===== Available records
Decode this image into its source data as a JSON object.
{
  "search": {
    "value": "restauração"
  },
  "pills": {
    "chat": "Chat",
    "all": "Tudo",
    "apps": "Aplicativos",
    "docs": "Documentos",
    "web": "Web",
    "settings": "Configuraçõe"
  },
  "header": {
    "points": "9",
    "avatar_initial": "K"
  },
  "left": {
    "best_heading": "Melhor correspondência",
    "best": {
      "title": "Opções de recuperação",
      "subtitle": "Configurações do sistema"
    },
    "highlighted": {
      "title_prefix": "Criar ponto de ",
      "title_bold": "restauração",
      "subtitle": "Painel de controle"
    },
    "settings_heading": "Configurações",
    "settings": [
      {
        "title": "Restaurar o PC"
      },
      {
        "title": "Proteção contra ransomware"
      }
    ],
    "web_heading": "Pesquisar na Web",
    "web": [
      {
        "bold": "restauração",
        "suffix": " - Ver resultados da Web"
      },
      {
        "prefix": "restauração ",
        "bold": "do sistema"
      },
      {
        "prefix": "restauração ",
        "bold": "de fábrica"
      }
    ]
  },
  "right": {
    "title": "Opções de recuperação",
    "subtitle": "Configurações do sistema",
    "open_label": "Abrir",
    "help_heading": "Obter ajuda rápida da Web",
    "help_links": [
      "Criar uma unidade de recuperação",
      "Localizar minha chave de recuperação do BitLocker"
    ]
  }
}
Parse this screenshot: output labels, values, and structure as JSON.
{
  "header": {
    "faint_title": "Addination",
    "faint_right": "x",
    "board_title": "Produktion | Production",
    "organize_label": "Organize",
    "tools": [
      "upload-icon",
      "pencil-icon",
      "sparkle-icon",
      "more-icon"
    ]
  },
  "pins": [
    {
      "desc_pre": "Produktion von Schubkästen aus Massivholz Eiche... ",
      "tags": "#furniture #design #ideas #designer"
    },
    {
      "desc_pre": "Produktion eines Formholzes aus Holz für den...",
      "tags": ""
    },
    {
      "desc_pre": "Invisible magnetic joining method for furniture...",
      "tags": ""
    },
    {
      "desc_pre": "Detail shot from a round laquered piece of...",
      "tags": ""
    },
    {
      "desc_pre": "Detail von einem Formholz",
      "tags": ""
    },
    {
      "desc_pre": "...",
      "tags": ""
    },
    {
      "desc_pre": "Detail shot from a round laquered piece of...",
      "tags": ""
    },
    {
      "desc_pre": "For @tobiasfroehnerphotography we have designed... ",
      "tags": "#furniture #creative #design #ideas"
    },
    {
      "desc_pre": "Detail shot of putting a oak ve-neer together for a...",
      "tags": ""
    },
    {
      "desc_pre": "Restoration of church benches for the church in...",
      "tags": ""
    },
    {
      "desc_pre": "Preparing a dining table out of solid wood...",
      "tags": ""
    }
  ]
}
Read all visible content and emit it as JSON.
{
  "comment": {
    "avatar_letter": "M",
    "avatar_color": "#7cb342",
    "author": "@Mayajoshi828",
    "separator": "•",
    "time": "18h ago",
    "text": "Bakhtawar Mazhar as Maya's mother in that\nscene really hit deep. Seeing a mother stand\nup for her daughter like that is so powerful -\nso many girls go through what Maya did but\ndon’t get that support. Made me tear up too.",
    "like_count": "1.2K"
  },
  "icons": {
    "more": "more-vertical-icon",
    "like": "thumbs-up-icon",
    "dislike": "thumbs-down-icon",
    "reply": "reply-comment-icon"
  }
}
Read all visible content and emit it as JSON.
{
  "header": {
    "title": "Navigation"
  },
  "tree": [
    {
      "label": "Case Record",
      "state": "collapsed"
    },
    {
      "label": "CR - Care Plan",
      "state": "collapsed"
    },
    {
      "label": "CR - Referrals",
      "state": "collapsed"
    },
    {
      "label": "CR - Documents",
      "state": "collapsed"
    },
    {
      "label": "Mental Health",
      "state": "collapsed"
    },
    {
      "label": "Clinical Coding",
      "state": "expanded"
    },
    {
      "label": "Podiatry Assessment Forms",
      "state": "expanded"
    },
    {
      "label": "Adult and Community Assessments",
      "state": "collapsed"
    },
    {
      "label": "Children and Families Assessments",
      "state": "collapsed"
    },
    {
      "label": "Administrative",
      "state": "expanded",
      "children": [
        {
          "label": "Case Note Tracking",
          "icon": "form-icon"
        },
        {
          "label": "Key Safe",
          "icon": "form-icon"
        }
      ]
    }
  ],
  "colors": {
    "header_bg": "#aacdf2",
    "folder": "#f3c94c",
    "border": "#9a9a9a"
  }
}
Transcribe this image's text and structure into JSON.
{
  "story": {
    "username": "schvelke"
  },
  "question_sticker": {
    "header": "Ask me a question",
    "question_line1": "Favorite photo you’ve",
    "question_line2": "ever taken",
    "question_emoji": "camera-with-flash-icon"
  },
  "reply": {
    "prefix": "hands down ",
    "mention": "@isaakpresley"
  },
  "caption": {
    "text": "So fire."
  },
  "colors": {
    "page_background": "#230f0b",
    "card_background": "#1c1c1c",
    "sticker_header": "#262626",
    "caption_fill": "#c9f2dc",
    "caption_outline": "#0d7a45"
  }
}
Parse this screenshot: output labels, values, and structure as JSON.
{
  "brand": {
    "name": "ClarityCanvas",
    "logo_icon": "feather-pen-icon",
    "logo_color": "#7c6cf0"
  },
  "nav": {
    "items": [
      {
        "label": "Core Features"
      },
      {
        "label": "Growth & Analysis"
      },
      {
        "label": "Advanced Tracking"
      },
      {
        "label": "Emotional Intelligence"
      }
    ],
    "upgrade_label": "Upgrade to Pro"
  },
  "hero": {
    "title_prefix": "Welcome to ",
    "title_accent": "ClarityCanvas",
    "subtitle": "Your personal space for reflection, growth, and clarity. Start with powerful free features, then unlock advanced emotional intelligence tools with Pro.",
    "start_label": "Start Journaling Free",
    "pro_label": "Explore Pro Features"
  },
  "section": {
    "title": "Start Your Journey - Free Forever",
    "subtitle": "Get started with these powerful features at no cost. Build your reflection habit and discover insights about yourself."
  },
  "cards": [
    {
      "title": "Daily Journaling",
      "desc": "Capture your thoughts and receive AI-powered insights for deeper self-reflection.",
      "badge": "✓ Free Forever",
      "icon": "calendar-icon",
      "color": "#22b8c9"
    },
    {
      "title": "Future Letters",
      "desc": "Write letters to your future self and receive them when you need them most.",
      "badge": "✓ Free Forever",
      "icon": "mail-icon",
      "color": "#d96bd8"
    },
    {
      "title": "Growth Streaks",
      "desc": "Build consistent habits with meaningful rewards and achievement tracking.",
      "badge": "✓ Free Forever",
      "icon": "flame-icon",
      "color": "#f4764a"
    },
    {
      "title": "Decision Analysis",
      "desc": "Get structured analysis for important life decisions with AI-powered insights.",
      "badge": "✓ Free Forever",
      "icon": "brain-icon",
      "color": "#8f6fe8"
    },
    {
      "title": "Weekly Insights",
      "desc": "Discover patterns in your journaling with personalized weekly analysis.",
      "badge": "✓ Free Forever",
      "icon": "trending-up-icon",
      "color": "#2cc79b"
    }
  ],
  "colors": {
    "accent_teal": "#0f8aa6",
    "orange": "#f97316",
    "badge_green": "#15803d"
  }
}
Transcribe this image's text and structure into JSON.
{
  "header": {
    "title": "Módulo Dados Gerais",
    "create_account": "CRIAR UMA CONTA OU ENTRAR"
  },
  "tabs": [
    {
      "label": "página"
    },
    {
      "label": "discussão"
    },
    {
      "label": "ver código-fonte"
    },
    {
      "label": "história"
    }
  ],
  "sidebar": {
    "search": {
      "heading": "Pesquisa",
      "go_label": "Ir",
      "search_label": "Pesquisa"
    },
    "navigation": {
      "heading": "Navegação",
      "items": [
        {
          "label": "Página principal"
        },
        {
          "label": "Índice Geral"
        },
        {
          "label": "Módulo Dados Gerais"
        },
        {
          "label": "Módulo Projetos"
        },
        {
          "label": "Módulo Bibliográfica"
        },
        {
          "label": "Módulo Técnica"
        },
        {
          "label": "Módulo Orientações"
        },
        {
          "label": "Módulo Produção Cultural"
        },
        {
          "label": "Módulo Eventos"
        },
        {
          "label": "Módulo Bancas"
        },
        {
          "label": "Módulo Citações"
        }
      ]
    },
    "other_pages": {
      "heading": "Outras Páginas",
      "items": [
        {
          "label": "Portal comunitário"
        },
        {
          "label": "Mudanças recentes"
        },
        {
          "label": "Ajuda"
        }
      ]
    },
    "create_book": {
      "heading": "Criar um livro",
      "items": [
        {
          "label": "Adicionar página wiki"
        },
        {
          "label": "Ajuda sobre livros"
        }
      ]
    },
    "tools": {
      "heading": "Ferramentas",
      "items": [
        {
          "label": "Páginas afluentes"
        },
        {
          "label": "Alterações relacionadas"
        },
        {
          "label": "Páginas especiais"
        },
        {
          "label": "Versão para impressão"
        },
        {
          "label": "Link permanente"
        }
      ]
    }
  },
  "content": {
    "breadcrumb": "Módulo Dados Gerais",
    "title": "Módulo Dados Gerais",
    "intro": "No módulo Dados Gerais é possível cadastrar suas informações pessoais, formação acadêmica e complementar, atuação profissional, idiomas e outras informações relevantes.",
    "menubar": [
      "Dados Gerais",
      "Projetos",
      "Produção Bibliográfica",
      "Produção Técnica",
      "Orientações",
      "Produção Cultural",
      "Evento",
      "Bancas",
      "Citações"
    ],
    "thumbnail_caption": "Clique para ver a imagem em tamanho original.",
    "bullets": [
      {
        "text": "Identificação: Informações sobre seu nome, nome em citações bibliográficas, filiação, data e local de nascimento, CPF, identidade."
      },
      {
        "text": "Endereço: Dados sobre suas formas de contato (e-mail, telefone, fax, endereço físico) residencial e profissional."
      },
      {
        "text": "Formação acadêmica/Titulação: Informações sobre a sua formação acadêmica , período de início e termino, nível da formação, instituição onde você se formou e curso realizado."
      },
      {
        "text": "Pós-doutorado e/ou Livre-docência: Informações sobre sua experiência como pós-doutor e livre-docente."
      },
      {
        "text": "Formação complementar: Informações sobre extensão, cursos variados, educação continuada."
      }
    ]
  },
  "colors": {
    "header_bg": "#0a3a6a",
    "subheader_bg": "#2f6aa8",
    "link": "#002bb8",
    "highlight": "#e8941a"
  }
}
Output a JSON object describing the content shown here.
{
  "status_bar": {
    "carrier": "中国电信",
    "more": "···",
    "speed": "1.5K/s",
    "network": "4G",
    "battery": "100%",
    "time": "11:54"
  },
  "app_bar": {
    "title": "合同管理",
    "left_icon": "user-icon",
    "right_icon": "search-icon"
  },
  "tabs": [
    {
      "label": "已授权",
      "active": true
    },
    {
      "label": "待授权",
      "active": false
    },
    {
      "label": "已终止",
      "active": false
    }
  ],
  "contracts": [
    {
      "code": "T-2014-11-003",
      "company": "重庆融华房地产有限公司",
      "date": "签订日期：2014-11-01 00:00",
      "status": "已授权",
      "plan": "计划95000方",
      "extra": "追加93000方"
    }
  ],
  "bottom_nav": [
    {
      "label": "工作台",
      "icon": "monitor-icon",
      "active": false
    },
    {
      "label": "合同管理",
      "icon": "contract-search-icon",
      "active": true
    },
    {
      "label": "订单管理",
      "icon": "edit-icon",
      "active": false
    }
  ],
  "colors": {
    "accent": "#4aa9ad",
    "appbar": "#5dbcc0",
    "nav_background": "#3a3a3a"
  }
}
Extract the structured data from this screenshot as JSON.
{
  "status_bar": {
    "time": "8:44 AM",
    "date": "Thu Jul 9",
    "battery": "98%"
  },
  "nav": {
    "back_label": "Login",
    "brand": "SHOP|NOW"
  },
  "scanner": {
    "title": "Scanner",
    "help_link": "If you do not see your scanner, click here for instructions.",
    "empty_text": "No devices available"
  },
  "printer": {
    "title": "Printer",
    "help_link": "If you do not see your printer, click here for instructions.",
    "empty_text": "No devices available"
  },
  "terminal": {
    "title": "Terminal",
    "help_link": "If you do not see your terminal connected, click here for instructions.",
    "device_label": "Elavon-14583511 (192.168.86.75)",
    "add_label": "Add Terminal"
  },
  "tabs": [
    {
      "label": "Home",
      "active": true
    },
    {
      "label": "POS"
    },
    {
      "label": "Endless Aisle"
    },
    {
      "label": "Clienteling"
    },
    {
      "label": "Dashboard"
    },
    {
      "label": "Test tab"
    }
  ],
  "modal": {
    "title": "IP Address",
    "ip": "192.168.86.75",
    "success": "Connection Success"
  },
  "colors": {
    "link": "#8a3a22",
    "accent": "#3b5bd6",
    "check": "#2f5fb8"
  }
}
==========
Task details: In the records above, find each line holding "furniture" and copy it.

Task solution:
      "tags": "#furniture #design #ideas #designer"
      "desc_pre": "Invisible magnetic joining method for furniture...",
      "tags": "#furniture #creative #design #ideas"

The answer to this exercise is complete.